[Job]
Write out each line of the listing as it stands, without the images.

┌─ Dataset records

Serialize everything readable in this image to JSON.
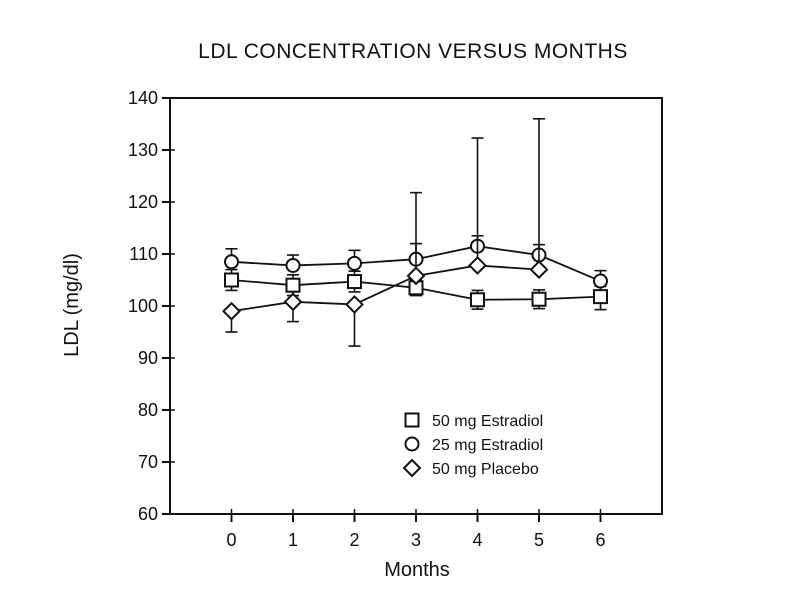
{
  "chart_data": {
    "type": "line",
    "title": "LDL CONCENTRATION VERSUS MONTHS",
    "xlabel": "Months",
    "ylabel": "LDL (mg/dl)",
    "xlim": [
      -1,
      7
    ],
    "ylim": [
      60,
      140
    ],
    "x_ticks": [
      0,
      1,
      2,
      3,
      4,
      5,
      6
    ],
    "y_ticks": [
      60,
      70,
      80,
      90,
      100,
      110,
      120,
      130,
      140
    ],
    "grid": false,
    "legend_position": "bottom-right",
    "series": [
      {
        "name": "50 mg Estradiol",
        "marker": "square",
        "x": [
          0,
          1,
          2,
          3,
          4,
          5,
          6
        ],
        "values": [
          105,
          104,
          104.7,
          103.5,
          101.2,
          101.3,
          101.8
        ],
        "error_up": [
          2,
          2,
          2,
          1.5,
          1.8,
          1.8,
          2
        ],
        "error_down": [
          2,
          2,
          2,
          1.5,
          1.8,
          1.8,
          2.5
        ]
      },
      {
        "name": "25 mg Estradiol",
        "marker": "circle",
        "x": [
          0,
          1,
          2,
          3,
          4,
          5,
          6
        ],
        "values": [
          108.5,
          107.8,
          108.2,
          109,
          111.5,
          109.8,
          104.8
        ],
        "error_up": [
          2.5,
          2,
          2.5,
          3,
          2,
          2,
          2
        ],
        "error_down": [
          0,
          0,
          0,
          0,
          0,
          0,
          0
        ]
      },
      {
        "name": "50 mg Placebo",
        "marker": "diamond",
        "x": [
          0,
          1,
          2,
          3,
          4,
          5
        ],
        "values": [
          99,
          100.8,
          100.3,
          105.8,
          107.8,
          107
        ],
        "error_up": [
          0,
          0,
          0,
          16,
          24.5,
          29
        ],
        "error_down": [
          4,
          3.8,
          8,
          0,
          0,
          0
        ]
      }
    ]
  }
}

└─

[Written solution]
Serialize everything readable in this image to JSON.
{
  "chart_data": {
    "type": "line",
    "title": "LDL CONCENTRATION VERSUS MONTHS",
    "xlabel": "Months",
    "ylabel": "LDL (mg/dl)",
    "xlim": [
      -1,
      7
    ],
    "ylim": [
      60,
      140
    ],
    "x_ticks": [
      0,
      1,
      2,
      3,
      4,
      5,
      6
    ],
    "y_ticks": [
      60,
      70,
      80,
      90,
      100,
      110,
      120,
      130,
      140
    ],
    "grid": false,
    "legend_position": "bottom-right",
    "series": [
      {
        "name": "50 mg Estradiol",
        "marker": "square",
        "x": [
          0,
          1,
          2,
          3,
          4,
          5,
          6
        ],
        "values": [
          105,
          104,
          104.7,
          103.5,
          101.2,
          101.3,
          101.8
        ],
        "error_up": [
          2,
          2,
          2,
          1.5,
          1.8,
          1.8,
          2
        ],
        "error_down": [
          2,
          2,
          2,
          1.5,
          1.8,
          1.8,
          2.5
        ]
      },
      {
        "name": "25 mg Estradiol",
        "marker": "circle",
        "x": [
          0,
          1,
          2,
          3,
          4,
          5,
          6
        ],
        "values": [
          108.5,
          107.8,
          108.2,
          109,
          111.5,
          109.8,
          104.8
        ],
        "error_up": [
          2.5,
          2,
          2.5,
          3,
          2,
          2,
          2
        ],
        "error_down": [
          0,
          0,
          0,
          0,
          0,
          0,
          0
        ]
      },
      {
        "name": "50 mg Placebo",
        "marker": "diamond",
        "x": [
          0,
          1,
          2,
          3,
          4,
          5
        ],
        "values": [
          99,
          100.8,
          100.3,
          105.8,
          107.8,
          107
        ],
        "error_up": [
          0,
          0,
          0,
          16,
          24.5,
          29
        ],
        "error_down": [
          4,
          3.8,
          8,
          0,
          0,
          0
        ]
      }
    ]
  }
}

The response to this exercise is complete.